--- BEGIN RECORDS SUPPLIED ---

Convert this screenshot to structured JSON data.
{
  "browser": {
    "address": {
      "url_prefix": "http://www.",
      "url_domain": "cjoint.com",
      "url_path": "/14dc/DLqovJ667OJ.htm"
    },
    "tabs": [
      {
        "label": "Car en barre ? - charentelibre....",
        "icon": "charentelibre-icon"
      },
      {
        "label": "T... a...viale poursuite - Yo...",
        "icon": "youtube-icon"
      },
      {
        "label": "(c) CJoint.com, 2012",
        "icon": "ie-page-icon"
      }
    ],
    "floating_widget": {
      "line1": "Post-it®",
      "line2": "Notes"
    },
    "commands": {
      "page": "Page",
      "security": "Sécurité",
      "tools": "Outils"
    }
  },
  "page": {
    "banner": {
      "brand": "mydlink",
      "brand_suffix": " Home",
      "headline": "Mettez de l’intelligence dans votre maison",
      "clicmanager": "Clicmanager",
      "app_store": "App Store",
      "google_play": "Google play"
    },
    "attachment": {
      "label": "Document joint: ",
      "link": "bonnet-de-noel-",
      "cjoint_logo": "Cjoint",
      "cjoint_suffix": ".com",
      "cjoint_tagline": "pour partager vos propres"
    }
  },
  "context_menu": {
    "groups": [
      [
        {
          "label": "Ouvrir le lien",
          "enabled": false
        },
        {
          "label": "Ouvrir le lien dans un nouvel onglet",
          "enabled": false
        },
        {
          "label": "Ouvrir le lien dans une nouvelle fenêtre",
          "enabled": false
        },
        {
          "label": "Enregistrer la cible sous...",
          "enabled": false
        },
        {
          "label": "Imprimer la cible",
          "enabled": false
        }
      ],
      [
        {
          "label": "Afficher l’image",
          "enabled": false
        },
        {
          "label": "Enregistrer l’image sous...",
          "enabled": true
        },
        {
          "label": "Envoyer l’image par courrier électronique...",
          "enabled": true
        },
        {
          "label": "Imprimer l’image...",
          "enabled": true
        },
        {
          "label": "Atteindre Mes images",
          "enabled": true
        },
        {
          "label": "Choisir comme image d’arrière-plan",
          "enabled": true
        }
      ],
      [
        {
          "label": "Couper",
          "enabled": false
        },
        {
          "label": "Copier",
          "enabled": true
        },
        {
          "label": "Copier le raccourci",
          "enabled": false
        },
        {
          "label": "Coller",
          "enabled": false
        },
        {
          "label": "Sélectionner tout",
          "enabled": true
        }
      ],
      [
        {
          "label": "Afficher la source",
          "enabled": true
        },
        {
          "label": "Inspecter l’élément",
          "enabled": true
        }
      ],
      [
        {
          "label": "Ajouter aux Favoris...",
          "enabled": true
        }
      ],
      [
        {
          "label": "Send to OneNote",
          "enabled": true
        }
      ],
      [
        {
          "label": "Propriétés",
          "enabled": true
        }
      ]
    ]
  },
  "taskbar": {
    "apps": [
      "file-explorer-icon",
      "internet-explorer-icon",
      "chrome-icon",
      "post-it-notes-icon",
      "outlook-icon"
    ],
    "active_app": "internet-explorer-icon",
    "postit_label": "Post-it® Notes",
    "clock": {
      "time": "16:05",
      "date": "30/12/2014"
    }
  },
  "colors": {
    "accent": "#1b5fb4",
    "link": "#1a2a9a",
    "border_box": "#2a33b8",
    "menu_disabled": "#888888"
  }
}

--- END RECORDS SUPPLIED ---

Pull out all lines containing "internet".

*COMPLETE RESPONSE*:
      "internet-explorer-icon",
    "active_app": "internet-explorer-icon",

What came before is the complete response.